■ **Task details**
Scan the records for the word "横向排序". Copy each line that includes it.

■ **Given data**
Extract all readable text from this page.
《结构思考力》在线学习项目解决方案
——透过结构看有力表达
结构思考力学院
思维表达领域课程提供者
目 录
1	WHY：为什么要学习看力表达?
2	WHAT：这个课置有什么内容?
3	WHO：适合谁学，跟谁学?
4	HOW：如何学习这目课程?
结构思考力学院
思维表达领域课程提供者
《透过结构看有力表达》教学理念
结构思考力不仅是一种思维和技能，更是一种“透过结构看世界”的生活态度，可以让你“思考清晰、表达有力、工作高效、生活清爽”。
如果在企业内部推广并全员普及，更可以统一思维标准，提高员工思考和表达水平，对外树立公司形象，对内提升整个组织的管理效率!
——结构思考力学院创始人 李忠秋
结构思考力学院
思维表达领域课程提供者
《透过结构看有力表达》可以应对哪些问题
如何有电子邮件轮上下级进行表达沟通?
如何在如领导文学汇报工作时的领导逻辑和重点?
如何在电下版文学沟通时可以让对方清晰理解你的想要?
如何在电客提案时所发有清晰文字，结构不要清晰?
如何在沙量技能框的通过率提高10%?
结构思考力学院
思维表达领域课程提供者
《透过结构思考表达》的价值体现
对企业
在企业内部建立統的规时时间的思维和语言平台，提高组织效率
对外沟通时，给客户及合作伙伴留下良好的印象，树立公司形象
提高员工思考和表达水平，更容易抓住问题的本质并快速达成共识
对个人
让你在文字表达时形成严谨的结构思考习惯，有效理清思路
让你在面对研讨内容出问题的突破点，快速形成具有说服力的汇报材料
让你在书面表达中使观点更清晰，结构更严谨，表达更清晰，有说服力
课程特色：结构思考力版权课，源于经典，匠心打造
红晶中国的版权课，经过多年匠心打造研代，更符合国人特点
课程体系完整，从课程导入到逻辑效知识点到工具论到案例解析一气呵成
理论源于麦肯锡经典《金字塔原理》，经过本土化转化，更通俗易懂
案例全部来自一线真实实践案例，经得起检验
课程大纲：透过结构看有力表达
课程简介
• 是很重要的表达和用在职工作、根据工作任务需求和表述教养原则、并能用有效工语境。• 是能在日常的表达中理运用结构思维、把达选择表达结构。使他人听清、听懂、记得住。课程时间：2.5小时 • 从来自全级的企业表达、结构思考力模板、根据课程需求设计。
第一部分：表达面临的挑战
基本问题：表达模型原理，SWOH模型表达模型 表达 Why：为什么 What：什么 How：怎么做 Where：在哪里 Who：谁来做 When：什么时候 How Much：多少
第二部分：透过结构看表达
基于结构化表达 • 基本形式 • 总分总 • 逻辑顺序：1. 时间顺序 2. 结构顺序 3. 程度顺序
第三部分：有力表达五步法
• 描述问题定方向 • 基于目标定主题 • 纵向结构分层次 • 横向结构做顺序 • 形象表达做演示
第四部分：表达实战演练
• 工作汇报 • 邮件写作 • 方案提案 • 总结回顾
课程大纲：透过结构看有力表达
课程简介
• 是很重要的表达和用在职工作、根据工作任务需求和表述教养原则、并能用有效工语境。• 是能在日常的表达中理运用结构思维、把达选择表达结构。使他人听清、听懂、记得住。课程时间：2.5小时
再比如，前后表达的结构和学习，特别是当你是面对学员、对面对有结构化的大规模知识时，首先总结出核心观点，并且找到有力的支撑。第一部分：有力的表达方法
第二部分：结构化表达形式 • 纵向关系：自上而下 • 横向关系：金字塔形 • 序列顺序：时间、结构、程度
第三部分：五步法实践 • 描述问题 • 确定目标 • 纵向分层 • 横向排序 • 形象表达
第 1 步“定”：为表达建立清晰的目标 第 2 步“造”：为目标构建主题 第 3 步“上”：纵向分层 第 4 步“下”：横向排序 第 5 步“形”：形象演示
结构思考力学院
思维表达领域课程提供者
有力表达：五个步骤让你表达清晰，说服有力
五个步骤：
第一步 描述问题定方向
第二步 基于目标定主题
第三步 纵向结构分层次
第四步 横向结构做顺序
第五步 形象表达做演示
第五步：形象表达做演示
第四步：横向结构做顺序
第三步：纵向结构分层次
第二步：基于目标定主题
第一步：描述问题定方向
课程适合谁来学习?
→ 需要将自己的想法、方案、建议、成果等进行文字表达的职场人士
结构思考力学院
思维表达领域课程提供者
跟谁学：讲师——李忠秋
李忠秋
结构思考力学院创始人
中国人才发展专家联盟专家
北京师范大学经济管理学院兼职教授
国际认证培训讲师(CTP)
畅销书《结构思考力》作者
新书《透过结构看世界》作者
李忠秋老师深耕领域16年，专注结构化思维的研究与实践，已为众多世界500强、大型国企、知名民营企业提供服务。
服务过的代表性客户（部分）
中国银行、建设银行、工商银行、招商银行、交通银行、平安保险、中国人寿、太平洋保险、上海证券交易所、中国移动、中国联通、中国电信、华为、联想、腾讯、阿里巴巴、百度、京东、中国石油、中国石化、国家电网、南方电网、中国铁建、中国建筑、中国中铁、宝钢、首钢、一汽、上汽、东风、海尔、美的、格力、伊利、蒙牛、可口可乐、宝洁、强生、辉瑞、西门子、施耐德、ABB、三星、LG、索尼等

■ **Reply**
第三部分：五步法实践 • 描述问题 • 确定目标 • 纵向分层 • 横向排序 • 形象表达
第 1 步“定”：为表达建立清晰的目标 第 2 步“造”：为目标构建主题 第 3 步“上”：纵向分层 第 4 步“下”：横向排序 第 5 步“形”：形象演示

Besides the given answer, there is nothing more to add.